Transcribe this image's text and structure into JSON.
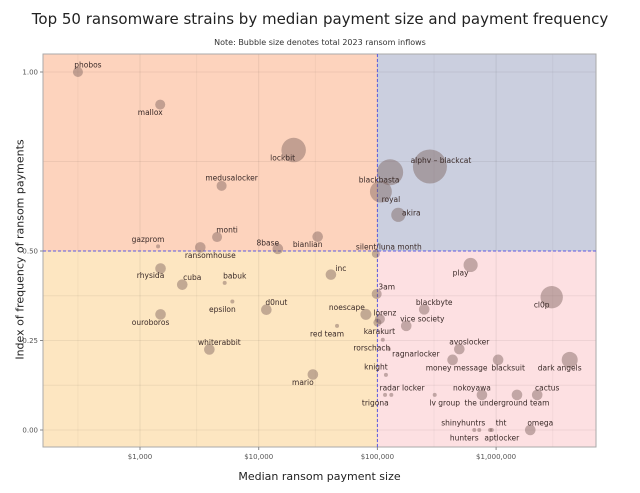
{
  "chart_data": {
    "type": "scatter",
    "title": "Top 50 ransomware strains by median payment size and payment frequency",
    "subtitle": "Note: Bubble size denotes total 2023 ransom inflows",
    "xlabel": "Median ransom payment size",
    "ylabel": "Index of frequency of ransom payments",
    "x_scale": "log",
    "xlim": [
      200,
      9000000
    ],
    "ylim": [
      -0.05,
      1.05
    ],
    "x_ticks": [
      1000,
      10000,
      100000,
      1000000
    ],
    "x_tick_labels": [
      "$1,000",
      "$10,000",
      "$100,000",
      "$1,000,000"
    ],
    "y_ticks": [
      0,
      0.25,
      0.5,
      1.0
    ],
    "y_tick_labels": [
      "0.00",
      "0.25",
      "0.50",
      "1.00"
    ],
    "thresholds": {
      "x": 100000,
      "y": 0.5
    },
    "grid": true,
    "quadrant_colors": {
      "top_left": "#fdd3bd",
      "top_right": "#cbcfdf",
      "bottom_left": "#fde6c1",
      "bottom_right": "#fde0e2"
    },
    "bubble_color": "#7a5f5a",
    "threshold_color": "#5a5ae0",
    "points": [
      {
        "name": "phobos",
        "x": 300,
        "y": 1.0,
        "size": 25
      },
      {
        "name": "mallox",
        "x": 1480,
        "y": 0.909,
        "size": 25
      },
      {
        "name": "lockbit",
        "x": 19700,
        "y": 0.782,
        "size": 150
      },
      {
        "name": "medusalocker",
        "x": 4870,
        "y": 0.682,
        "size": 25
      },
      {
        "name": "monti",
        "x": 4460,
        "y": 0.539,
        "size": 25
      },
      {
        "name": "bianlian",
        "x": 31400,
        "y": 0.54,
        "size": 28
      },
      {
        "name": "gazprom",
        "x": 1420,
        "y": 0.513,
        "size": 4
      },
      {
        "name": "ransomhouse",
        "x": 3220,
        "y": 0.51,
        "size": 28
      },
      {
        "name": "8base",
        "x": 14500,
        "y": 0.506,
        "size": 28
      },
      {
        "name": "silent/luna month",
        "x": 97000,
        "y": 0.492,
        "size": 16
      },
      {
        "name": "rhysida",
        "x": 1490,
        "y": 0.451,
        "size": 28
      },
      {
        "name": "cuba",
        "x": 2270,
        "y": 0.406,
        "size": 28
      },
      {
        "name": "babuk",
        "x": 5170,
        "y": 0.411,
        "size": 4
      },
      {
        "name": "epsilon",
        "x": 6000,
        "y": 0.359,
        "size": 4
      },
      {
        "name": "d0nut",
        "x": 11600,
        "y": 0.336,
        "size": 28
      },
      {
        "name": "inc",
        "x": 40600,
        "y": 0.434,
        "size": 28
      },
      {
        "name": "noescape",
        "x": 80000,
        "y": 0.323,
        "size": 30
      },
      {
        "name": "red team",
        "x": 45700,
        "y": 0.291,
        "size": 4
      },
      {
        "name": "ouroboros",
        "x": 1490,
        "y": 0.323,
        "size": 28
      },
      {
        "name": "whiterabbit",
        "x": 3840,
        "y": 0.225,
        "size": 28
      },
      {
        "name": "mario",
        "x": 28600,
        "y": 0.155,
        "size": 28
      },
      {
        "name": "3am",
        "x": 98600,
        "y": 0.38,
        "size": 25
      },
      {
        "name": "lorenz",
        "x": 105000,
        "y": 0.31,
        "size": 25
      },
      {
        "name": "karakurt",
        "x": 100000,
        "y": 0.3,
        "size": 16
      },
      {
        "name": "blackbyte",
        "x": 248000,
        "y": 0.337,
        "size": 28
      },
      {
        "name": "vice society",
        "x": 175000,
        "y": 0.291,
        "size": 28
      },
      {
        "name": "play",
        "x": 610000,
        "y": 0.461,
        "size": 50
      },
      {
        "name": "cl0p",
        "x": 2940000,
        "y": 0.371,
        "size": 125
      },
      {
        "name": "rorschach",
        "x": 111000,
        "y": 0.252,
        "size": 4
      },
      {
        "name": "ragnarlocker",
        "x": 125000,
        "y": 0.226,
        "size": 4
      },
      {
        "name": "knight",
        "x": 118000,
        "y": 0.154,
        "size": 4
      },
      {
        "name": "avoslocker",
        "x": 490000,
        "y": 0.226,
        "size": 28
      },
      {
        "name": "money message",
        "x": 430000,
        "y": 0.196,
        "size": 28
      },
      {
        "name": "blacksuit",
        "x": 1040000,
        "y": 0.196,
        "size": 28
      },
      {
        "name": "dark angels",
        "x": 4170000,
        "y": 0.196,
        "size": 64
      },
      {
        "name": "radar locker",
        "x": 116000,
        "y": 0.098,
        "size": 4
      },
      {
        "name": "trigona",
        "x": 131000,
        "y": 0.098,
        "size": 4
      },
      {
        "name": "lv group",
        "x": 304000,
        "y": 0.098,
        "size": 4
      },
      {
        "name": "nokoyawa",
        "x": 760000,
        "y": 0.098,
        "size": 28
      },
      {
        "name": "the underground team",
        "x": 1500000,
        "y": 0.098,
        "size": 28
      },
      {
        "name": "cactus",
        "x": 2220000,
        "y": 0.098,
        "size": 28
      },
      {
        "name": "shinyhuntrs",
        "x": 655000,
        "y": 0.0,
        "size": 4
      },
      {
        "name": "hunters",
        "x": 721000,
        "y": 0.0,
        "size": 4
      },
      {
        "name": "tht",
        "x": 890000,
        "y": 0.0,
        "size": 4
      },
      {
        "name": "aptlocker",
        "x": 920000,
        "y": 0.0,
        "size": 4
      },
      {
        "name": "omega",
        "x": 1940000,
        "y": 0.0,
        "size": 28
      },
      {
        "name": "alphv – blackcat",
        "x": 277000,
        "y": 0.736,
        "size": 290
      },
      {
        "name": "blackbasta",
        "x": 128000,
        "y": 0.72,
        "size": 170
      },
      {
        "name": "royal",
        "x": 107000,
        "y": 0.666,
        "size": 120
      },
      {
        "name": "akira",
        "x": 150000,
        "y": 0.601,
        "size": 50
      }
    ]
  }
}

## PROBLEM TO WORK ON:
Going over the lines above, work out how many include "frequency", then give only that number.

## WRITTEN SOLUTION:
2